> [Exercise description] Word for word, print each line of the listing below; pictures stay out.

(Dataset rows about figures)
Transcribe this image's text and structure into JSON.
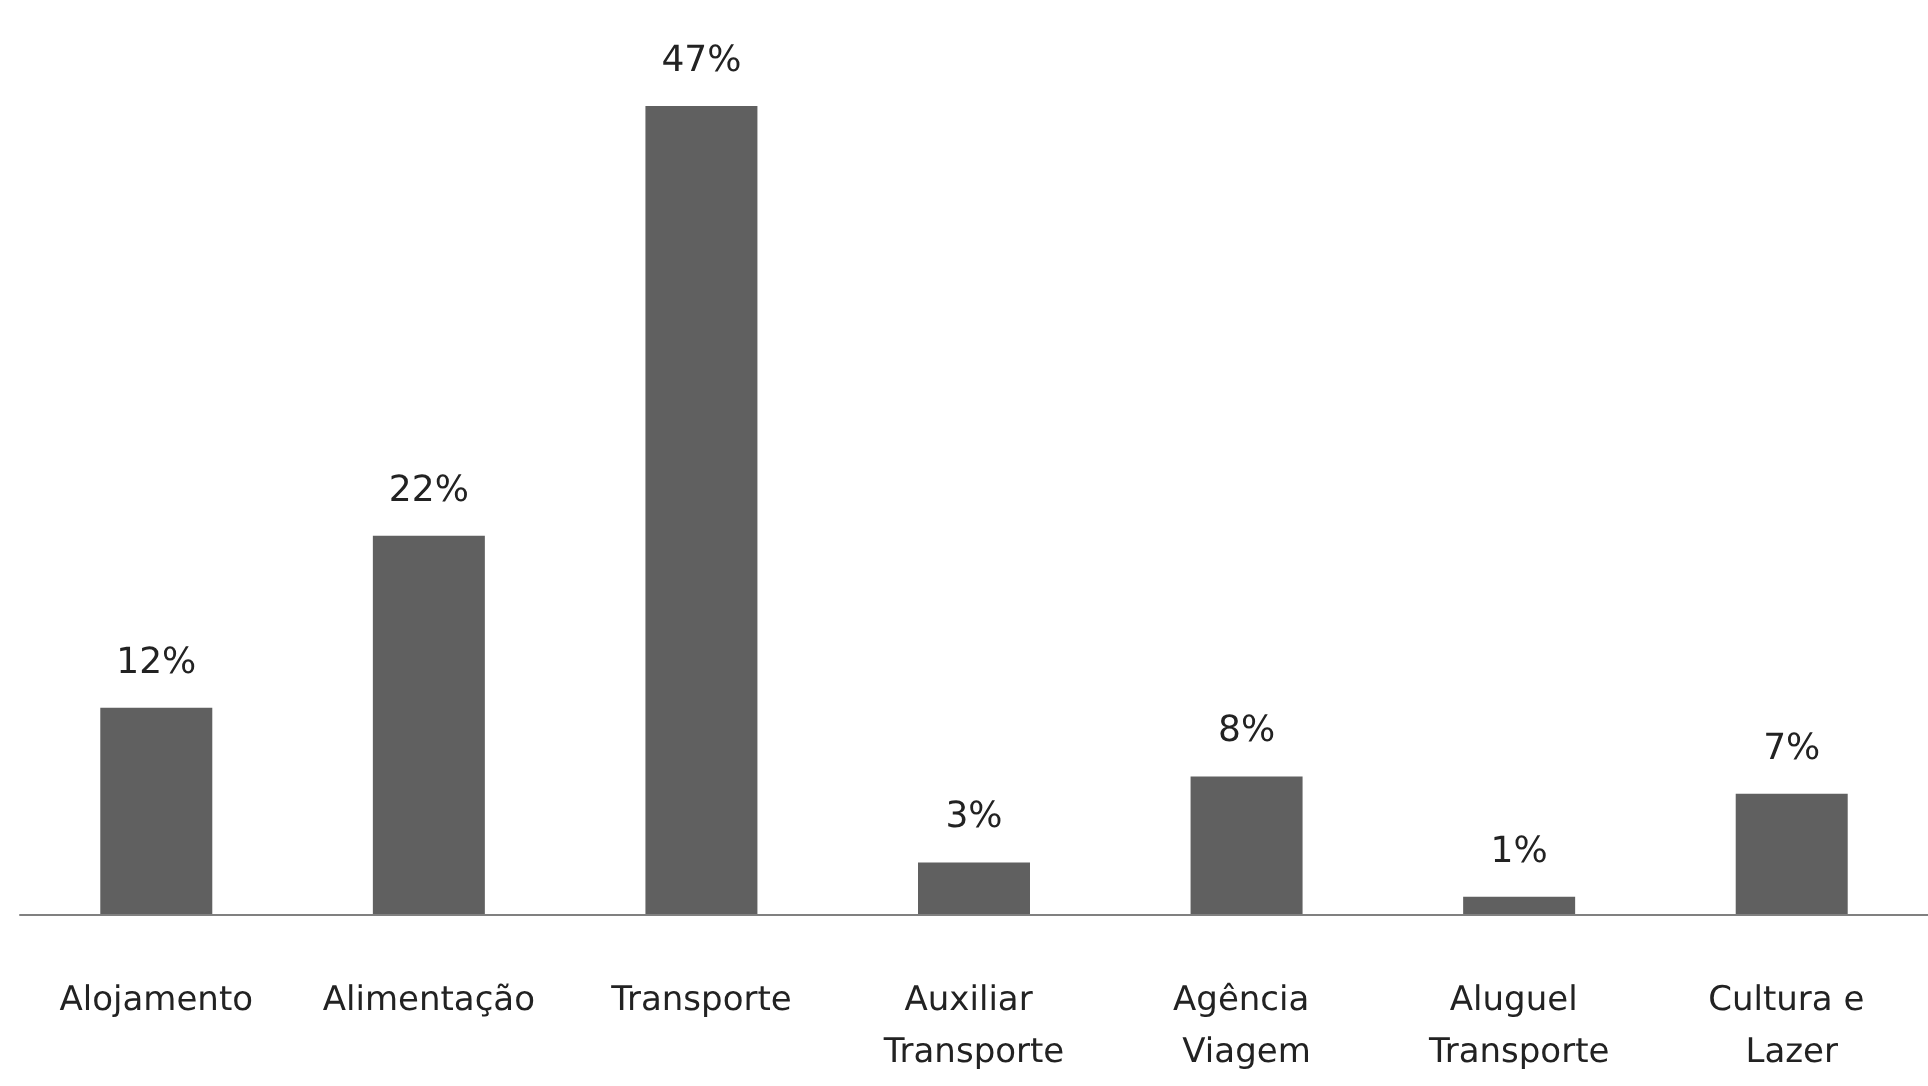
{
  "chart_data": {
    "type": "bar",
    "categories": [
      "Alojamento",
      "Alimentação",
      "Transporte",
      "Auxiliar Transporte",
      "Agência Viagem",
      "Aluguel Transporte",
      "Cultura e Lazer"
    ],
    "values": [
      12,
      22,
      47,
      3,
      8,
      1,
      7
    ],
    "value_labels": [
      "12%",
      "22%",
      "47%",
      "3%",
      "8%",
      "1%",
      "7%"
    ],
    "color": "#606060"
  }
}
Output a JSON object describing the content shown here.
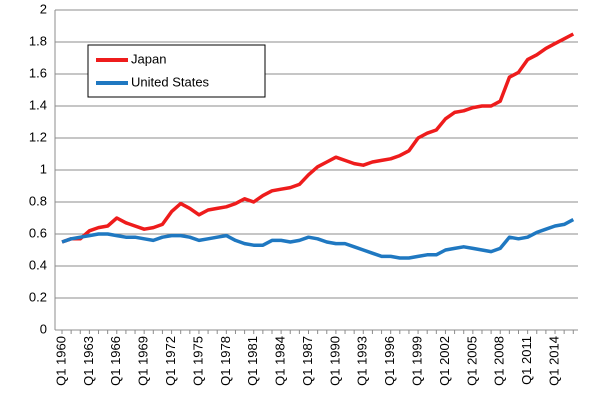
{
  "chart_data": {
    "type": "line",
    "categories": [
      "Q1 1960",
      null,
      null,
      "Q1 1963",
      null,
      null,
      "Q1 1966",
      null,
      null,
      "Q1 1969",
      null,
      null,
      "Q1 1972",
      null,
      null,
      "Q1 1975",
      null,
      null,
      "Q1 1978",
      null,
      null,
      "Q1 1981",
      null,
      null,
      "Q1 1984",
      null,
      null,
      "Q1 1987",
      null,
      null,
      "Q1 1990",
      null,
      null,
      "Q1 1993",
      null,
      null,
      "Q1 1996",
      null,
      null,
      "Q1 1999",
      null,
      null,
      "Q1 2002",
      null,
      null,
      "Q1 2005",
      null,
      null,
      "Q1 2008",
      null,
      null,
      "Q1 2011",
      null,
      null,
      "Q1 2014",
      null,
      null
    ],
    "series": [
      {
        "name": "Japan",
        "color": "#ee1c1c",
        "values": [
          0.55,
          0.57,
          0.57,
          0.62,
          0.64,
          0.65,
          0.7,
          0.67,
          0.65,
          0.63,
          0.64,
          0.66,
          0.74,
          0.79,
          0.76,
          0.72,
          0.75,
          0.76,
          0.77,
          0.79,
          0.82,
          0.8,
          0.84,
          0.87,
          0.88,
          0.89,
          0.91,
          0.97,
          1.02,
          1.05,
          1.08,
          1.06,
          1.04,
          1.03,
          1.05,
          1.06,
          1.07,
          1.09,
          1.12,
          1.2,
          1.23,
          1.25,
          1.32,
          1.36,
          1.37,
          1.39,
          1.4,
          1.4,
          1.43,
          1.58,
          1.61,
          1.69,
          1.72,
          1.76,
          1.79,
          1.82,
          1.85
        ]
      },
      {
        "name": "United States",
        "color": "#1f78c1",
        "values": [
          0.55,
          0.57,
          0.58,
          0.59,
          0.6,
          0.6,
          0.59,
          0.58,
          0.58,
          0.57,
          0.56,
          0.58,
          0.59,
          0.59,
          0.58,
          0.56,
          0.57,
          0.58,
          0.59,
          0.56,
          0.54,
          0.53,
          0.53,
          0.56,
          0.56,
          0.55,
          0.56,
          0.58,
          0.57,
          0.55,
          0.54,
          0.54,
          0.52,
          0.5,
          0.48,
          0.46,
          0.46,
          0.45,
          0.45,
          0.46,
          0.47,
          0.47,
          0.5,
          0.51,
          0.52,
          0.51,
          0.5,
          0.49,
          0.51,
          0.58,
          0.57,
          0.58,
          0.61,
          0.63,
          0.65,
          0.66,
          0.69
        ]
      }
    ],
    "ylim": [
      0,
      2
    ],
    "yticks": [
      0,
      0.2,
      0.4,
      0.6,
      0.8,
      1,
      1.2,
      1.4,
      1.6,
      1.8,
      2
    ],
    "grid": true,
    "legend": "upper-left"
  }
}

> [Answer to this exercise]
Transcribe this image's text and structure into JSON.
{
  "chart_data": {
    "type": "bar",
    "categories": [
      "Alojamento",
      "Alimentação",
      "Transporte",
      "Auxiliar Transporte",
      "Agência Viagem",
      "Aluguel Transporte",
      "Cultura e Lazer"
    ],
    "values": [
      12,
      22,
      47,
      3,
      8,
      1,
      7
    ],
    "value_labels": [
      "12%",
      "22%",
      "47%",
      "3%",
      "8%",
      "1%",
      "7%"
    ],
    "color": "#606060"
  }
}
Output a JSON object describing the content shown here.
{
  "chart_data": {
    "type": "line",
    "categories": [
      "Q1 1960",
      null,
      null,
      "Q1 1963",
      null,
      null,
      "Q1 1966",
      null,
      null,
      "Q1 1969",
      null,
      null,
      "Q1 1972",
      null,
      null,
      "Q1 1975",
      null,
      null,
      "Q1 1978",
      null,
      null,
      "Q1 1981",
      null,
      null,
      "Q1 1984",
      null,
      null,
      "Q1 1987",
      null,
      null,
      "Q1 1990",
      null,
      null,
      "Q1 1993",
      null,
      null,
      "Q1 1996",
      null,
      null,
      "Q1 1999",
      null,
      null,
      "Q1 2002",
      null,
      null,
      "Q1 2005",
      null,
      null,
      "Q1 2008",
      null,
      null,
      "Q1 2011",
      null,
      null,
      "Q1 2014",
      null,
      null
    ],
    "series": [
      {
        "name": "Japan",
        "color": "#ee1c1c",
        "values": [
          0.55,
          0.57,
          0.57,
          0.62,
          0.64,
          0.65,
          0.7,
          0.67,
          0.65,
          0.63,
          0.64,
          0.66,
          0.74,
          0.79,
          0.76,
          0.72,
          0.75,
          0.76,
          0.77,
          0.79,
          0.82,
          0.8,
          0.84,
          0.87,
          0.88,
          0.89,
          0.91,
          0.97,
          1.02,
          1.05,
          1.08,
          1.06,
          1.04,
          1.03,
          1.05,
          1.06,
          1.07,
          1.09,
          1.12,
          1.2,
          1.23,
          1.25,
          1.32,
          1.36,
          1.37,
          1.39,
          1.4,
          1.4,
          1.43,
          1.58,
          1.61,
          1.69,
          1.72,
          1.76,
          1.79,
          1.82,
          1.85
        ]
      },
      {
        "name": "United States",
        "color": "#1f78c1",
        "values": [
          0.55,
          0.57,
          0.58,
          0.59,
          0.6,
          0.6,
          0.59,
          0.58,
          0.58,
          0.57,
          0.56,
          0.58,
          0.59,
          0.59,
          0.58,
          0.56,
          0.57,
          0.58,
          0.59,
          0.56,
          0.54,
          0.53,
          0.53,
          0.56,
          0.56,
          0.55,
          0.56,
          0.58,
          0.57,
          0.55,
          0.54,
          0.54,
          0.52,
          0.5,
          0.48,
          0.46,
          0.46,
          0.45,
          0.45,
          0.46,
          0.47,
          0.47,
          0.5,
          0.51,
          0.52,
          0.51,
          0.5,
          0.49,
          0.51,
          0.58,
          0.57,
          0.58,
          0.61,
          0.63,
          0.65,
          0.66,
          0.69
        ]
      }
    ],
    "ylim": [
      0,
      2
    ],
    "yticks": [
      0,
      0.2,
      0.4,
      0.6,
      0.8,
      1,
      1.2,
      1.4,
      1.6,
      1.8,
      2
    ],
    "grid": true,
    "legend": "upper-left"
  }
}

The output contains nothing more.